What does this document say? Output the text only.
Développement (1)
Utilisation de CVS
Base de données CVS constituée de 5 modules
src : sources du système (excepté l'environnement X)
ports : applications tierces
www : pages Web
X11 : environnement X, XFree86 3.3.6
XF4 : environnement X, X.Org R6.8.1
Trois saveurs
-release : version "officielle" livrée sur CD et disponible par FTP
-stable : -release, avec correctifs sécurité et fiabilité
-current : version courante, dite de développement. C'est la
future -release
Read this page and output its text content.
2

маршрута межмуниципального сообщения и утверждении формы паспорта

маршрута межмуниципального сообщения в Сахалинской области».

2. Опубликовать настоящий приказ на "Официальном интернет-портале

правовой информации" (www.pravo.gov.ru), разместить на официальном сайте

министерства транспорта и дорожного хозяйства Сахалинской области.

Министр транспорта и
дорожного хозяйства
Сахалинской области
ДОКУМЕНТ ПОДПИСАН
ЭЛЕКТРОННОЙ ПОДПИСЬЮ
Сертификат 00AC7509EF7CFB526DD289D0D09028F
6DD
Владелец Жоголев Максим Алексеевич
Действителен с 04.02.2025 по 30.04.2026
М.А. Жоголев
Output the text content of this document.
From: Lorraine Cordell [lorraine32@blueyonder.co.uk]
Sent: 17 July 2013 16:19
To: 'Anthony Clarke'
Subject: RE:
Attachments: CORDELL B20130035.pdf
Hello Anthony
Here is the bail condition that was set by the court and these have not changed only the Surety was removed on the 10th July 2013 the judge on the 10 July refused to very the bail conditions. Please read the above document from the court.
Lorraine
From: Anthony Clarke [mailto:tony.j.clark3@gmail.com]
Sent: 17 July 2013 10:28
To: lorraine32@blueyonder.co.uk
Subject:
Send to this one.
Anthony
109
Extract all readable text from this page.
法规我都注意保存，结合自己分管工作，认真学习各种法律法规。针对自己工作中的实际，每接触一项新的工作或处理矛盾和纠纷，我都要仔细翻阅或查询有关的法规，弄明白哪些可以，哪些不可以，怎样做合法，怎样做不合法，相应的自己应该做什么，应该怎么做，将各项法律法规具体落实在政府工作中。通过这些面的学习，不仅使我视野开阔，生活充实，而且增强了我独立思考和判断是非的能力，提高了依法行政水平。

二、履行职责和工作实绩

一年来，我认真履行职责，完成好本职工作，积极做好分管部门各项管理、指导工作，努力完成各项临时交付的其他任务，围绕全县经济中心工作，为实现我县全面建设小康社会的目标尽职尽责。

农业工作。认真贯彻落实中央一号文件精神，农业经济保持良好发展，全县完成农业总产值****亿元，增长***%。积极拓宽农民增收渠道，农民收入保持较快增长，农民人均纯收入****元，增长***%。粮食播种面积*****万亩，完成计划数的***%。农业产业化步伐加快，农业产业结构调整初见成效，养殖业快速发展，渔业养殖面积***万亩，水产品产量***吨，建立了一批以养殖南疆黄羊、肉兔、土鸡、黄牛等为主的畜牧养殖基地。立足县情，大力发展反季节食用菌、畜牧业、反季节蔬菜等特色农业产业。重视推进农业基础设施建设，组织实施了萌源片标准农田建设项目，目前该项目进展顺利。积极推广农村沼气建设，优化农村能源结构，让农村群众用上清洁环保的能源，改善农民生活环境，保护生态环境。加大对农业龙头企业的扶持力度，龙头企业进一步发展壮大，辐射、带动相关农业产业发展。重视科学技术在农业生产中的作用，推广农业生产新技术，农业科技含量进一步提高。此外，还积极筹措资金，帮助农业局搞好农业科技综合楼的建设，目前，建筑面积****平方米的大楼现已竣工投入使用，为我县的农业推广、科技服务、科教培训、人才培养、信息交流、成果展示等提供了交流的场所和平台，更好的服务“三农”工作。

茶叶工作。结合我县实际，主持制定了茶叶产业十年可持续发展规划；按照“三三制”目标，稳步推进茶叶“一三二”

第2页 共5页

════════════════════

--- SHORT EXERCISE ---
In the records above, locate the lines holding the word "Clarke". Copy each of them.

--- OUTPUT FOR THIS TASK ---
To: 'Anthony Clarke'
From: Anthony Clarke [mailto:tony.j.clark3@gmail.com]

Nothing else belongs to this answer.